* What is required:
Make an exact copy of the records, dropping all pictures.

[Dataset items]
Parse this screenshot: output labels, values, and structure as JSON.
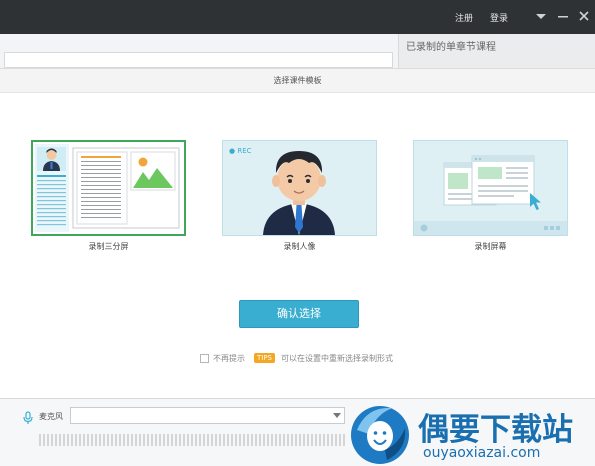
{
  "titlebar": {
    "register_label": "注册",
    "login_label": "登录"
  },
  "background": {
    "recorded_panel_title": "已录制的单章节课程"
  },
  "modal": {
    "title": "选择课件模板",
    "modes": [
      {
        "label": "录制三分屏",
        "selected": true,
        "icon": "split-screen-illustration"
      },
      {
        "label": "录制人像",
        "selected": false,
        "icon": "presenter-rec-illustration",
        "badge": "● REC"
      },
      {
        "label": "录制屏幕",
        "selected": false,
        "icon": "screen-record-illustration"
      }
    ],
    "confirm_label": "确认选择",
    "no_more_label": "不再提示",
    "tips_badge": "TIPS",
    "tips_text": "可以在设置中重新选择录制形式"
  },
  "bottom": {
    "mic_label": "麦克风",
    "mic_value": ""
  },
  "watermark": {
    "name": "偶要下载站",
    "url": "ouyaoxiazai.com"
  },
  "colors": {
    "titlebar_bg": "#2f3235",
    "accent_blue": "#3aaed0",
    "selected_green": "#3fa65a",
    "tips_orange": "#f5a623",
    "watermark_blue": "#1a6fb0"
  }
}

* Task output:
Parse this screenshot: output labels, values, and structure as JSON.
{
  "titlebar": {
    "register_label": "注册",
    "login_label": "登录"
  },
  "background": {
    "recorded_panel_title": "已录制的单章节课程"
  },
  "modal": {
    "title": "选择课件模板",
    "modes": [
      {
        "label": "录制三分屏",
        "selected": true,
        "icon": "split-screen-illustration"
      },
      {
        "label": "录制人像",
        "selected": false,
        "icon": "presenter-rec-illustration",
        "badge": "● REC"
      },
      {
        "label": "录制屏幕",
        "selected": false,
        "icon": "screen-record-illustration"
      }
    ],
    "confirm_label": "确认选择",
    "no_more_label": "不再提示",
    "tips_badge": "TIPS",
    "tips_text": "可以在设置中重新选择录制形式"
  },
  "bottom": {
    "mic_label": "麦克风",
    "mic_value": ""
  },
  "watermark": {
    "name": "偶要下载站",
    "url": "ouyaoxiazai.com"
  },
  "colors": {
    "titlebar_bg": "#2f3235",
    "accent_blue": "#3aaed0",
    "selected_green": "#3fa65a",
    "tips_orange": "#f5a623",
    "watermark_blue": "#1a6fb0"
  }
}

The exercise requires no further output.